The request: Scan the material and copy every line in which "Direction" appears.

Provided records:
────

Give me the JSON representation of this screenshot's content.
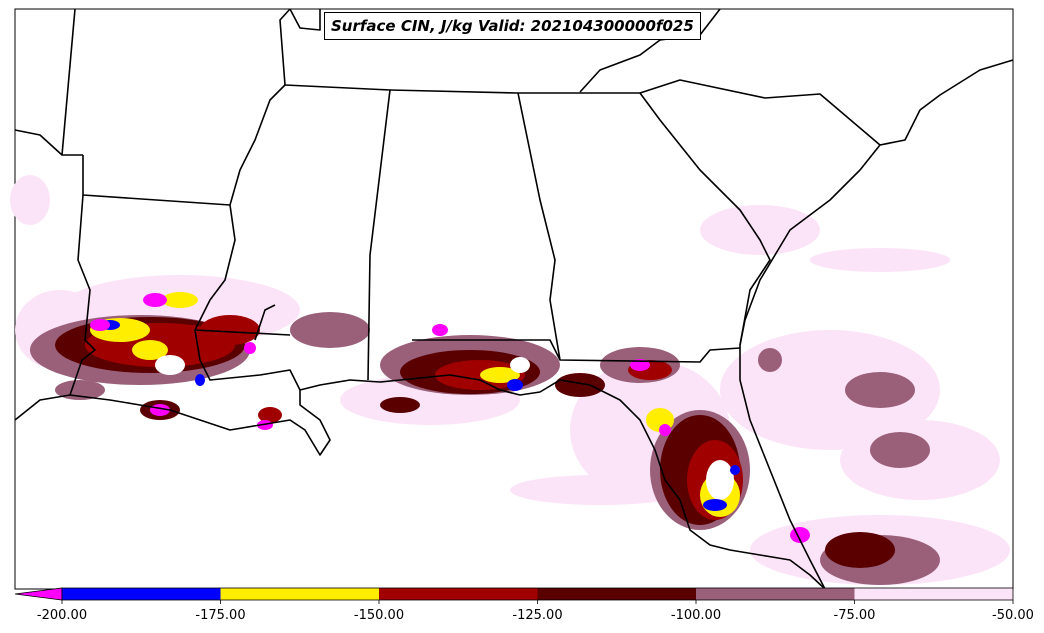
{
  "title": "Surface CIN, J/kg Valid: 202104300000f025",
  "colorbar": {
    "ticks": [
      "-200.00",
      "-175.00",
      "-150.00",
      "-125.00",
      "-100.00",
      "-75.00",
      "-50.00"
    ],
    "bins": [
      {
        "from": -200,
        "to": -175,
        "color": "#0000ff"
      },
      {
        "from": -175,
        "to": -150,
        "color": "#ffee00"
      },
      {
        "from": -150,
        "to": -125,
        "color": "#a00000"
      },
      {
        "from": -125,
        "to": -100,
        "color": "#5a0000"
      },
      {
        "from": -100,
        "to": -75,
        "color": "#9a607a"
      },
      {
        "from": -75,
        "to": -50,
        "color": "#fce4f8"
      }
    ],
    "under_color": "#ff00ff"
  },
  "colors": {
    "very_light": "#fce4f8",
    "mauve": "#9a607a",
    "dark_red": "#5a0000",
    "red": "#a00000",
    "yellow": "#ffee00",
    "blue": "#0000ff",
    "magenta": "#ff00ff"
  }
}
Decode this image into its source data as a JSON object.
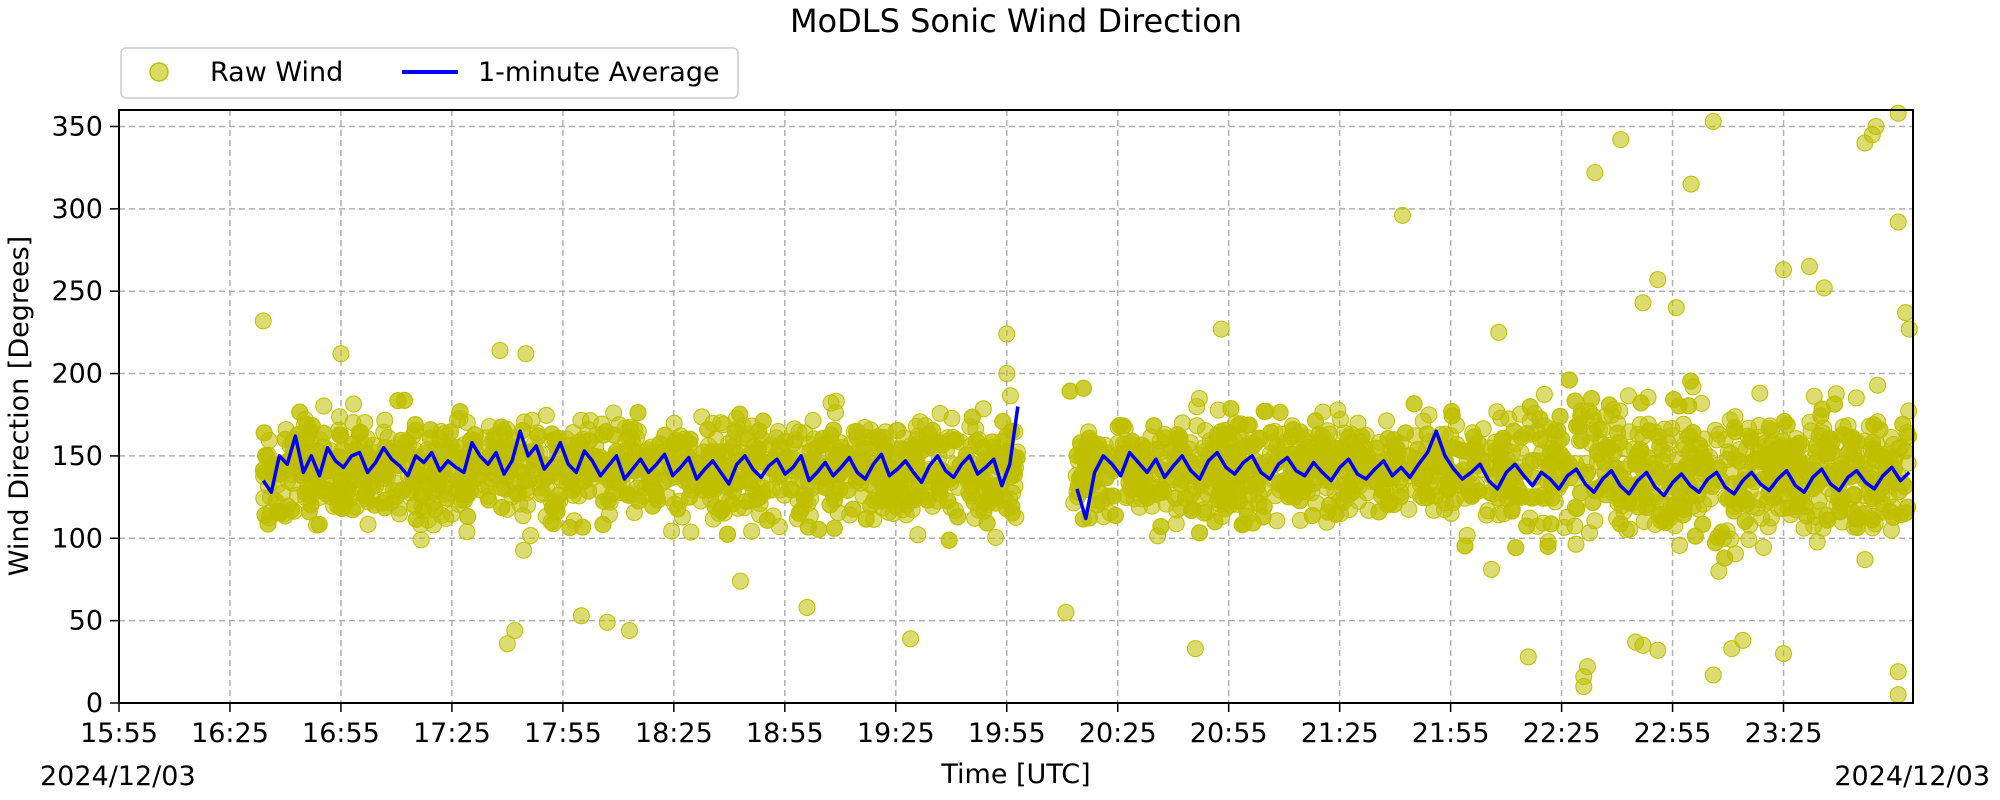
{
  "chart_data": {
    "type": "scatter",
    "title": "MoDLS Sonic Wind Direction",
    "xlabel": "Time [UTC]",
    "ylabel": "Wind Direction [Degrees]",
    "date_left": "2024/12/03",
    "date_right": "2024/12/03",
    "xlim": [
      "15:55",
      "00:00"
    ],
    "ylim": [
      0,
      360
    ],
    "grid": true,
    "legend_position": "top-left (above plot)",
    "x_ticks": [
      "15:55",
      "16:25",
      "16:55",
      "17:25",
      "17:55",
      "18:25",
      "18:55",
      "19:25",
      "19:55",
      "20:25",
      "20:55",
      "21:25",
      "21:55",
      "22:25",
      "22:55",
      "23:25"
    ],
    "y_ticks": [
      "0",
      "50",
      "100",
      "150",
      "200",
      "250",
      "300",
      "350"
    ],
    "data_gaps": [
      [
        "19:58",
        "20:12"
      ]
    ],
    "series": [
      {
        "name": "Raw Wind",
        "kind": "scatter",
        "color": "#bfbf00",
        "points": [
          [
            "16:34",
            232
          ],
          [
            "16:55",
            212
          ],
          [
            "17:38",
            214
          ],
          [
            "17:45",
            212
          ],
          [
            "17:40",
            36
          ],
          [
            "17:42",
            44
          ],
          [
            "18:00",
            53
          ],
          [
            "18:07",
            49
          ],
          [
            "18:13",
            44
          ],
          [
            "18:43",
            74
          ],
          [
            "19:01",
            58
          ],
          [
            "19:29",
            39
          ],
          [
            "19:55",
            224
          ],
          [
            "19:55",
            200
          ],
          [
            "20:11",
            55
          ],
          [
            "20:46",
            33
          ],
          [
            "20:53",
            227
          ],
          [
            "21:42",
            296
          ],
          [
            "22:08",
            225
          ],
          [
            "22:34",
            322
          ],
          [
            "22:41",
            342
          ],
          [
            "22:51",
            257
          ],
          [
            "22:47",
            243
          ],
          [
            "22:56",
            240
          ],
          [
            "23:00",
            315
          ],
          [
            "23:06",
            353
          ],
          [
            "23:25",
            263
          ],
          [
            "23:32",
            265
          ],
          [
            "23:36",
            252
          ],
          [
            "23:47",
            340
          ],
          [
            "23:49",
            345
          ],
          [
            "23:50",
            350
          ],
          [
            "23:56",
            358
          ],
          [
            "23:56",
            292
          ],
          [
            "23:58",
            237
          ],
          [
            "23:59",
            227
          ],
          [
            "22:16",
            28
          ],
          [
            "22:31",
            10
          ],
          [
            "22:31",
            16
          ],
          [
            "22:32",
            22
          ],
          [
            "22:45",
            37
          ],
          [
            "22:47",
            35
          ],
          [
            "22:51",
            32
          ],
          [
            "23:06",
            17
          ],
          [
            "23:11",
            33
          ],
          [
            "23:14",
            38
          ],
          [
            "23:25",
            30
          ],
          [
            "23:56",
            5
          ],
          [
            "23:56",
            19
          ]
        ]
      },
      {
        "name": "1-minute Average",
        "kind": "line",
        "color": "#0000ff",
        "segments": [
          {
            "start": "16:34",
            "end": "19:58",
            "values": [
              135,
              128,
              150,
              145,
              162,
              140,
              150,
              138,
              155,
              147,
              143,
              150,
              152,
              140,
              146,
              155,
              148,
              144,
              138,
              150,
              146,
              152,
              141,
              147,
              143,
              140,
              158,
              150,
              145,
              152,
              139,
              147,
              165,
              150,
              156,
              142,
              148,
              158,
              145,
              140,
              153,
              147,
              138,
              144,
              150,
              136,
              142,
              148,
              140,
              145,
              151,
              138,
              143,
              149,
              136,
              142,
              147,
              140,
              133,
              145,
              150,
              142,
              137,
              144,
              148,
              139,
              143,
              150,
              135,
              140,
              146,
              138,
              143,
              149,
              140,
              136,
              145,
              151,
              138,
              142,
              147,
              140,
              134,
              144,
              150,
              141,
              137,
              145,
              150,
              139,
              143,
              148,
              132,
              145,
              180
            ]
          },
          {
            "start": "20:14",
            "end": "23:59",
            "values": [
              130,
              112,
              140,
              150,
              145,
              138,
              152,
              146,
              140,
              148,
              137,
              144,
              150,
              141,
              136,
              147,
              152,
              143,
              139,
              146,
              150,
              140,
              136,
              145,
              149,
              141,
              138,
              146,
              140,
              135,
              143,
              148,
              139,
              136,
              142,
              147,
              138,
              143,
              137,
              145,
              152,
              165,
              150,
              142,
              136,
              140,
              145,
              135,
              130,
              140,
              145,
              138,
              132,
              140,
              136,
              130,
              138,
              142,
              133,
              128,
              136,
              141,
              132,
              127,
              135,
              140,
              131,
              126,
              134,
              139,
              132,
              128,
              136,
              140,
              131,
              127,
              135,
              140,
              133,
              129,
              136,
              141,
              132,
              128,
              137,
              142,
              133,
              129,
              137,
              141,
              134,
              130,
              138,
              143,
              135,
              140
            ]
          }
        ]
      }
    ]
  }
}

────

Solution to this problem:
    "title": "MoDLS Sonic Wind Direction",
    "ylabel": "Wind Direction [Degrees]",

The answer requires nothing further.